> **The exercise**
Repeat every entry word for word, but leave the images out of your copy.

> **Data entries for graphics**

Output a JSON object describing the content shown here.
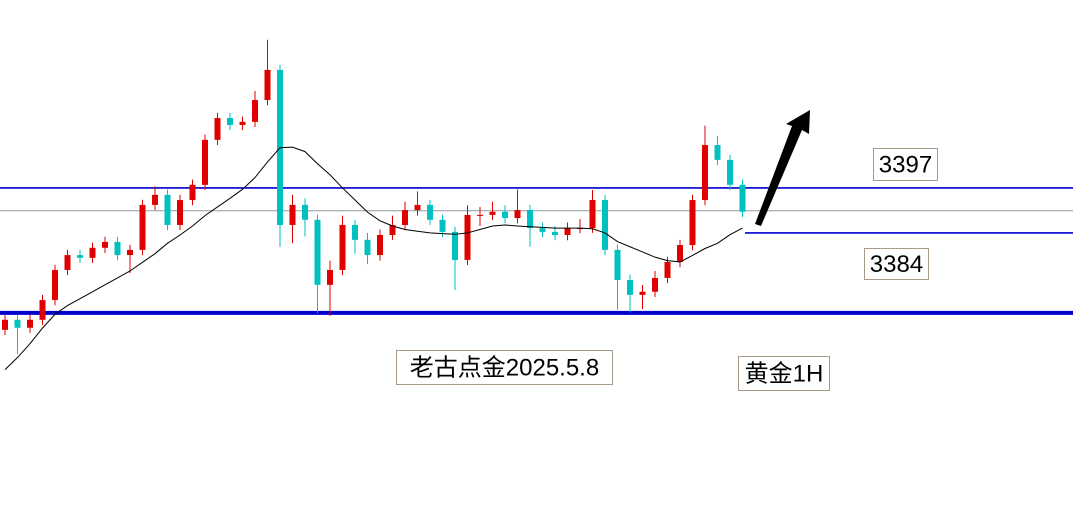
{
  "chart_data": {
    "type": "candlestick",
    "ylim": [
      3305.1,
      3451.3
    ],
    "up_color": "#e00000",
    "down_color": "#00c0c0",
    "open": [
      3356,
      3358.9,
      3356.6,
      3358.9,
      3364.6,
      3373.3,
      3377.6,
      3376.8,
      3379.7,
      3381.4,
      3377.6,
      3379.1,
      3392.1,
      3395,
      3386.3,
      3393.5,
      3397.9,
      3410.9,
      3417.2,
      3415.2,
      3416.1,
      3422.4,
      3431.1,
      3386.3,
      3392.1,
      3387.8,
      3369,
      3373.3,
      3386.3,
      3382,
      3377.6,
      3383.4,
      3386.3,
      3390.6,
      3392.1,
      3387.8,
      3384.3,
      3376.2,
      3389.2,
      3389.2,
      3390.1,
      3388.3,
      3390.6,
      3385.4,
      3384.3,
      3383.4,
      3385.4,
      3385.4,
      3393.5,
      3379.1,
      3370.4,
      3366.1,
      3367,
      3371,
      3375.6,
      3380.5,
      3393.5,
      3409.4,
      3405.1,
      3397.9
    ],
    "high": [
      3360.4,
      3360.4,
      3360.4,
      3366.1,
      3374.8,
      3379.1,
      3379.1,
      3381.2,
      3382.9,
      3382.9,
      3380.6,
      3393.6,
      3397.5,
      3396.5,
      3395,
      3399.4,
      3412.4,
      3418.7,
      3418.7,
      3417.6,
      3425,
      3439.8,
      3432.6,
      3395,
      3394,
      3389.3,
      3376,
      3389,
      3387.8,
      3384,
      3385,
      3389,
      3393,
      3396,
      3393.6,
      3389.3,
      3385.8,
      3392,
      3391.5,
      3393,
      3392,
      3396.5,
      3392.1,
      3387,
      3386,
      3387,
      3388,
      3396.4,
      3395,
      3380.6,
      3372,
      3369,
      3373,
      3377.1,
      3382,
      3395,
      3415,
      3412,
      3406.6,
      3399.4
    ],
    "low": [
      3354.5,
      3349,
      3355.1,
      3357.4,
      3363.1,
      3371.8,
      3375.3,
      3375.3,
      3378.2,
      3376.1,
      3372.4,
      3377.6,
      3390.6,
      3384.8,
      3384.8,
      3392,
      3396.4,
      3409.4,
      3413.7,
      3413.7,
      3414.6,
      3420.9,
      3380,
      3381,
      3383,
      3360.9,
      3360,
      3371.8,
      3378,
      3375,
      3376,
      3382,
      3384.8,
      3389,
      3386.3,
      3382.8,
      3367.5,
      3374.7,
      3386,
      3387.7,
      3386.8,
      3386.8,
      3380,
      3382.8,
      3381.9,
      3381.9,
      3383.9,
      3384,
      3377.6,
      3361.8,
      3361,
      3362,
      3365.5,
      3369.5,
      3374.1,
      3379,
      3392,
      3403.6,
      3396.4,
      3388.6
    ],
    "close": [
      3358.9,
      3356.6,
      3358.9,
      3364.6,
      3373.3,
      3377.6,
      3376.8,
      3379.7,
      3381.4,
      3377.6,
      3379.1,
      3392.1,
      3395,
      3386.3,
      3393.5,
      3397.9,
      3410.9,
      3417.2,
      3415.2,
      3416.1,
      3422.4,
      3431.1,
      3386.3,
      3392.1,
      3387.8,
      3369,
      3373.3,
      3386.3,
      3382,
      3377.6,
      3383.4,
      3386.3,
      3390.6,
      3392.1,
      3387.8,
      3384.3,
      3376.2,
      3389.2,
      3389.2,
      3390.1,
      3388.3,
      3390.6,
      3385.4,
      3384.3,
      3383.4,
      3385.4,
      3385.4,
      3393.5,
      3379.1,
      3370.4,
      3366.1,
      3367,
      3371,
      3375.6,
      3380.5,
      3393.5,
      3409.4,
      3405.1,
      3397.9,
      3390.1
    ],
    "ma": {
      "color": "#000000",
      "values": [
        3344.5,
        3348,
        3352,
        3356.5,
        3360.5,
        3363,
        3365,
        3367,
        3369,
        3371,
        3373,
        3375.5,
        3378,
        3381,
        3383.4,
        3386,
        3389,
        3391.5,
        3394,
        3396.6,
        3400,
        3404.5,
        3408.6,
        3408.8,
        3407.5,
        3404,
        3400.8,
        3397,
        3393.5,
        3390,
        3387.5,
        3386,
        3385,
        3384.5,
        3384,
        3383.8,
        3383.6,
        3384,
        3385,
        3386,
        3386.3,
        3386,
        3385.8,
        3385.6,
        3385.4,
        3385.4,
        3385.4,
        3385.2,
        3384,
        3381.5,
        3380,
        3378.5,
        3377,
        3376,
        3375.6,
        3377.5,
        3379.5,
        3381,
        3383.5,
        3385.4
      ]
    },
    "levels": [
      {
        "value": 3397,
        "color": "#0000cc"
      },
      {
        "value": 3390.4,
        "color": "#8c9aa5"
      },
      {
        "value": 3384,
        "color": "#0000cc"
      },
      {
        "value": 3360.9,
        "color": "#0000cc"
      }
    ],
    "annotations": [
      "老古点金2025.5.8",
      "黄金1H"
    ]
  }
}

> **Result of this exercise**
Output a JSON object describing the content shown here.
{
  "chart_data": {
    "type": "candlestick",
    "ylim": [
      3305.1,
      3451.3
    ],
    "up_color": "#e00000",
    "down_color": "#00c0c0",
    "open": [
      3356,
      3358.9,
      3356.6,
      3358.9,
      3364.6,
      3373.3,
      3377.6,
      3376.8,
      3379.7,
      3381.4,
      3377.6,
      3379.1,
      3392.1,
      3395,
      3386.3,
      3393.5,
      3397.9,
      3410.9,
      3417.2,
      3415.2,
      3416.1,
      3422.4,
      3431.1,
      3386.3,
      3392.1,
      3387.8,
      3369,
      3373.3,
      3386.3,
      3382,
      3377.6,
      3383.4,
      3386.3,
      3390.6,
      3392.1,
      3387.8,
      3384.3,
      3376.2,
      3389.2,
      3389.2,
      3390.1,
      3388.3,
      3390.6,
      3385.4,
      3384.3,
      3383.4,
      3385.4,
      3385.4,
      3393.5,
      3379.1,
      3370.4,
      3366.1,
      3367,
      3371,
      3375.6,
      3380.5,
      3393.5,
      3409.4,
      3405.1,
      3397.9
    ],
    "high": [
      3360.4,
      3360.4,
      3360.4,
      3366.1,
      3374.8,
      3379.1,
      3379.1,
      3381.2,
      3382.9,
      3382.9,
      3380.6,
      3393.6,
      3397.5,
      3396.5,
      3395,
      3399.4,
      3412.4,
      3418.7,
      3418.7,
      3417.6,
      3425,
      3439.8,
      3432.6,
      3395,
      3394,
      3389.3,
      3376,
      3389,
      3387.8,
      3384,
      3385,
      3389,
      3393,
      3396,
      3393.6,
      3389.3,
      3385.8,
      3392,
      3391.5,
      3393,
      3392,
      3396.5,
      3392.1,
      3387,
      3386,
      3387,
      3388,
      3396.4,
      3395,
      3380.6,
      3372,
      3369,
      3373,
      3377.1,
      3382,
      3395,
      3415,
      3412,
      3406.6,
      3399.4
    ],
    "low": [
      3354.5,
      3349,
      3355.1,
      3357.4,
      3363.1,
      3371.8,
      3375.3,
      3375.3,
      3378.2,
      3376.1,
      3372.4,
      3377.6,
      3390.6,
      3384.8,
      3384.8,
      3392,
      3396.4,
      3409.4,
      3413.7,
      3413.7,
      3414.6,
      3420.9,
      3380,
      3381,
      3383,
      3360.9,
      3360,
      3371.8,
      3378,
      3375,
      3376,
      3382,
      3384.8,
      3389,
      3386.3,
      3382.8,
      3367.5,
      3374.7,
      3386,
      3387.7,
      3386.8,
      3386.8,
      3380,
      3382.8,
      3381.9,
      3381.9,
      3383.9,
      3384,
      3377.6,
      3361.8,
      3361,
      3362,
      3365.5,
      3369.5,
      3374.1,
      3379,
      3392,
      3403.6,
      3396.4,
      3388.6
    ],
    "close": [
      3358.9,
      3356.6,
      3358.9,
      3364.6,
      3373.3,
      3377.6,
      3376.8,
      3379.7,
      3381.4,
      3377.6,
      3379.1,
      3392.1,
      3395,
      3386.3,
      3393.5,
      3397.9,
      3410.9,
      3417.2,
      3415.2,
      3416.1,
      3422.4,
      3431.1,
      3386.3,
      3392.1,
      3387.8,
      3369,
      3373.3,
      3386.3,
      3382,
      3377.6,
      3383.4,
      3386.3,
      3390.6,
      3392.1,
      3387.8,
      3384.3,
      3376.2,
      3389.2,
      3389.2,
      3390.1,
      3388.3,
      3390.6,
      3385.4,
      3384.3,
      3383.4,
      3385.4,
      3385.4,
      3393.5,
      3379.1,
      3370.4,
      3366.1,
      3367,
      3371,
      3375.6,
      3380.5,
      3393.5,
      3409.4,
      3405.1,
      3397.9,
      3390.1
    ],
    "ma": {
      "color": "#000000",
      "values": [
        3344.5,
        3348,
        3352,
        3356.5,
        3360.5,
        3363,
        3365,
        3367,
        3369,
        3371,
        3373,
        3375.5,
        3378,
        3381,
        3383.4,
        3386,
        3389,
        3391.5,
        3394,
        3396.6,
        3400,
        3404.5,
        3408.6,
        3408.8,
        3407.5,
        3404,
        3400.8,
        3397,
        3393.5,
        3390,
        3387.5,
        3386,
        3385,
        3384.5,
        3384,
        3383.8,
        3383.6,
        3384,
        3385,
        3386,
        3386.3,
        3386,
        3385.8,
        3385.6,
        3385.4,
        3385.4,
        3385.4,
        3385.2,
        3384,
        3381.5,
        3380,
        3378.5,
        3377,
        3376,
        3375.6,
        3377.5,
        3379.5,
        3381,
        3383.5,
        3385.4
      ]
    },
    "levels": [
      {
        "value": 3397,
        "color": "#0000cc"
      },
      {
        "value": 3390.4,
        "color": "#8c9aa5"
      },
      {
        "value": 3384,
        "color": "#0000cc"
      },
      {
        "value": 3360.9,
        "color": "#0000cc"
      }
    ],
    "annotations": [
      "老古点金2025.5.8",
      "黄金1H"
    ]
  }
}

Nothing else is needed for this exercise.